State the number of lines where "weighs" appears. Add nothing else.

----- Entries provided -----

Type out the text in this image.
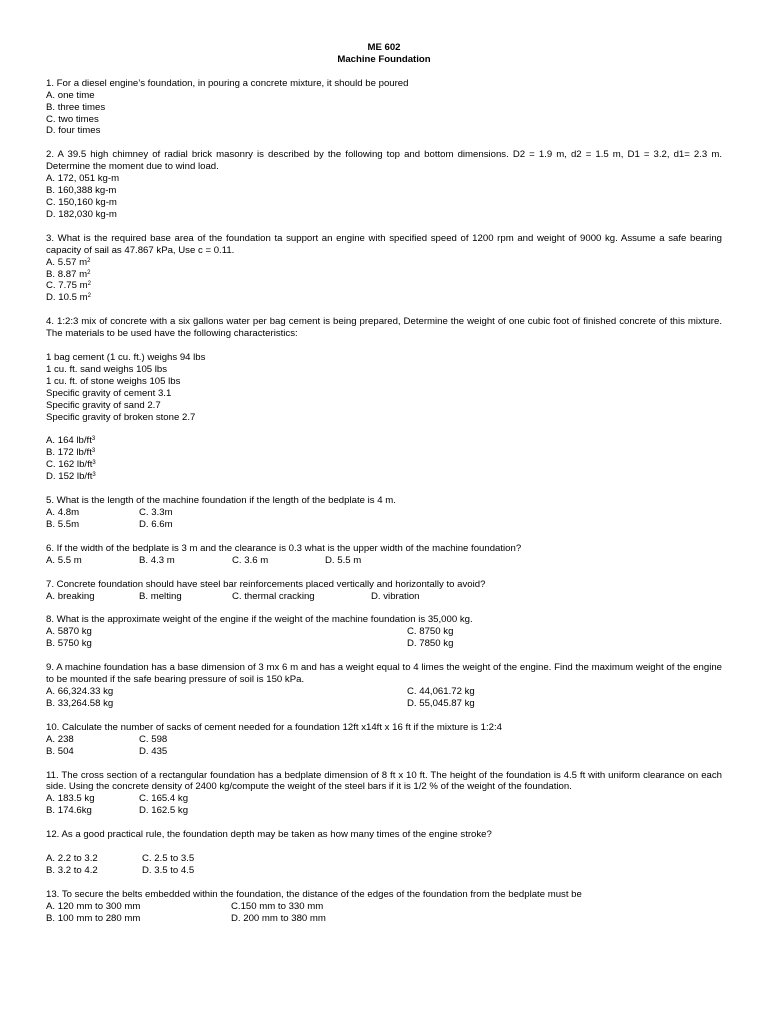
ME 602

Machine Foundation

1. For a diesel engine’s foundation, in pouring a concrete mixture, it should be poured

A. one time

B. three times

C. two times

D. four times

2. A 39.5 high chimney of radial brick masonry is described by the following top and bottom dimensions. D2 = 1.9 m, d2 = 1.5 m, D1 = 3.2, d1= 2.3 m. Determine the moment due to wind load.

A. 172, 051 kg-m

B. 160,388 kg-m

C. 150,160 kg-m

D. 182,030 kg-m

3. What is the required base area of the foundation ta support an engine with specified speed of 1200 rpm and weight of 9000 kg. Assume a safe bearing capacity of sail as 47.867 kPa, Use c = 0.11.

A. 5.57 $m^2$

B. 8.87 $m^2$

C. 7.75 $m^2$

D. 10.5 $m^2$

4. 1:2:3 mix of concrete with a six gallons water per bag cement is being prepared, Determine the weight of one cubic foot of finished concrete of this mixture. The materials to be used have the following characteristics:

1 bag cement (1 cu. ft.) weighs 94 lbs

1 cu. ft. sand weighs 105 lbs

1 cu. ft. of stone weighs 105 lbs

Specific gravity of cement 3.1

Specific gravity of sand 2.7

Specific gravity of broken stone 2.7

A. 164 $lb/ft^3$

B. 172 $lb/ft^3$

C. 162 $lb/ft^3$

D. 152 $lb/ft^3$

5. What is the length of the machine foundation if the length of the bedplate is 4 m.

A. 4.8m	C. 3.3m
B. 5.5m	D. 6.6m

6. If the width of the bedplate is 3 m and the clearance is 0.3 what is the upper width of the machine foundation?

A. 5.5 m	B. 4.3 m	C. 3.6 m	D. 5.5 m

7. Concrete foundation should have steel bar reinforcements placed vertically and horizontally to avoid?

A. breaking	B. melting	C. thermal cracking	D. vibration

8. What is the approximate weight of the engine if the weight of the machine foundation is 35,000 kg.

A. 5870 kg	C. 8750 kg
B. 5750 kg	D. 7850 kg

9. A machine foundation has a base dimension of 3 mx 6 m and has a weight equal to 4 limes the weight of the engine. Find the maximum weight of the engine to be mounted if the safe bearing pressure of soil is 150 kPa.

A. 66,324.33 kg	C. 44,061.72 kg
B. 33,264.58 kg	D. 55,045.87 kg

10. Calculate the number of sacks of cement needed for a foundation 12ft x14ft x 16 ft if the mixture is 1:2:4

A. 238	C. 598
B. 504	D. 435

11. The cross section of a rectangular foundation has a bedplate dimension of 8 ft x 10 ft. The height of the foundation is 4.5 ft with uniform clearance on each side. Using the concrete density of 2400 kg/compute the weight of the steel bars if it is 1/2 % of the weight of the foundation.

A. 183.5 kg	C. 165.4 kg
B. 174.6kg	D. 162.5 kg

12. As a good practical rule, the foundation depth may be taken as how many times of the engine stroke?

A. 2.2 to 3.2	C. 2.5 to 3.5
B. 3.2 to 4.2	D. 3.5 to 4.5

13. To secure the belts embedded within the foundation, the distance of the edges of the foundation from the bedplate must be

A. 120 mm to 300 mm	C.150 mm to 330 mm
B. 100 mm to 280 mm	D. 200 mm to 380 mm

-----
----- Entries provided -----

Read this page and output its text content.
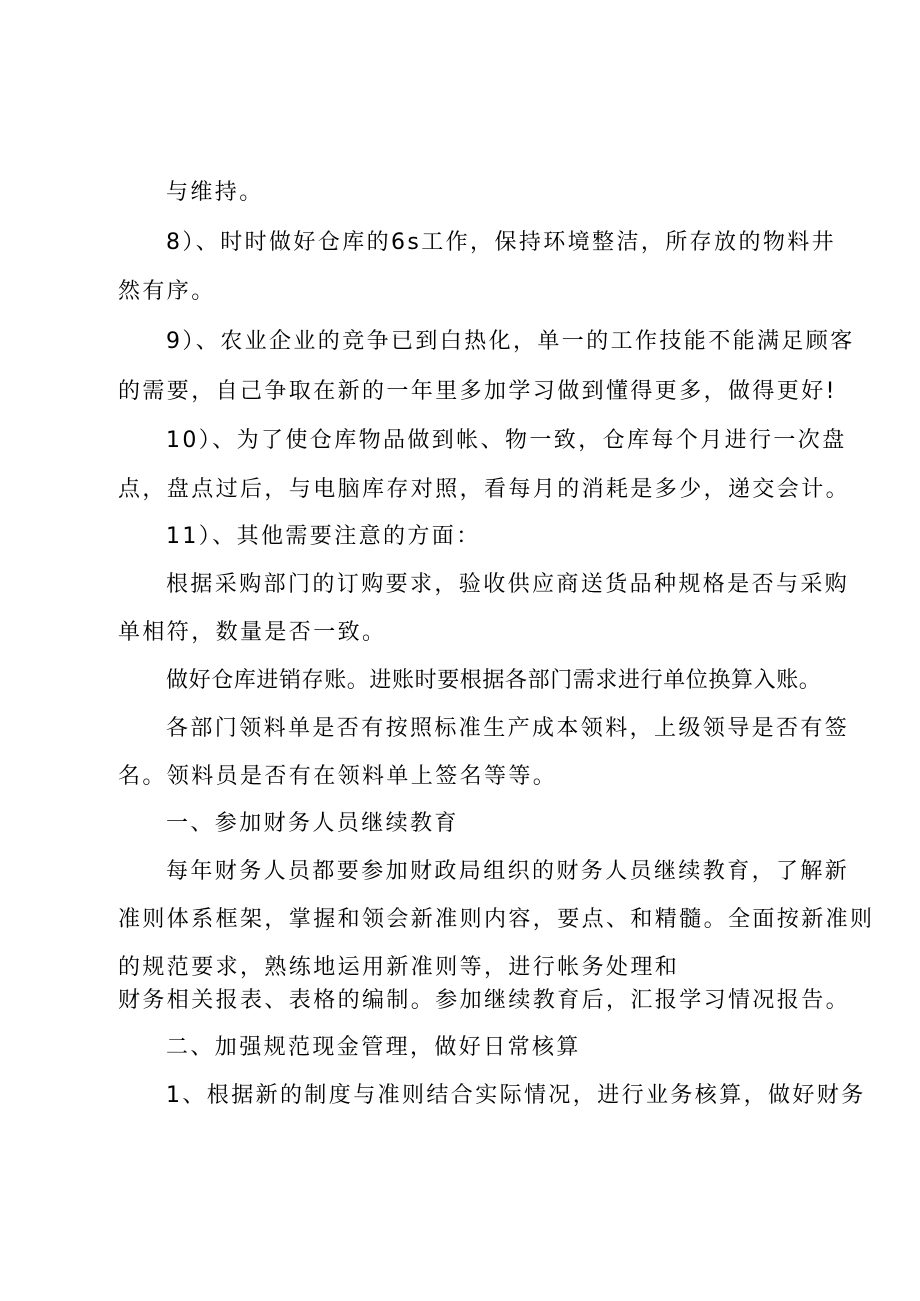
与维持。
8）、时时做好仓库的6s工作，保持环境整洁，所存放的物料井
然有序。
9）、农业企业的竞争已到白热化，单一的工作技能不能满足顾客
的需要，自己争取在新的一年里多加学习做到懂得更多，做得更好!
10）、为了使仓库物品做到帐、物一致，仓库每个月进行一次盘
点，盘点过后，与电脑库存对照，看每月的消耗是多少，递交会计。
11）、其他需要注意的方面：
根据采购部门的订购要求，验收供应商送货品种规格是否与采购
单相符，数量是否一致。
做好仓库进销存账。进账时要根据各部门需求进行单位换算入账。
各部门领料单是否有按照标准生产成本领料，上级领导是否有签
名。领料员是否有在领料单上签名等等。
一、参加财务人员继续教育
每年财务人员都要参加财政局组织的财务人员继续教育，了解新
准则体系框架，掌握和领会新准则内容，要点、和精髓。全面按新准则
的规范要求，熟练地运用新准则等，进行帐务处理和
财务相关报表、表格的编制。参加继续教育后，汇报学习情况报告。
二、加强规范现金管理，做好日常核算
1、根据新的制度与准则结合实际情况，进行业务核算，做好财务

-----

▶ [Answer to the exercise]: 3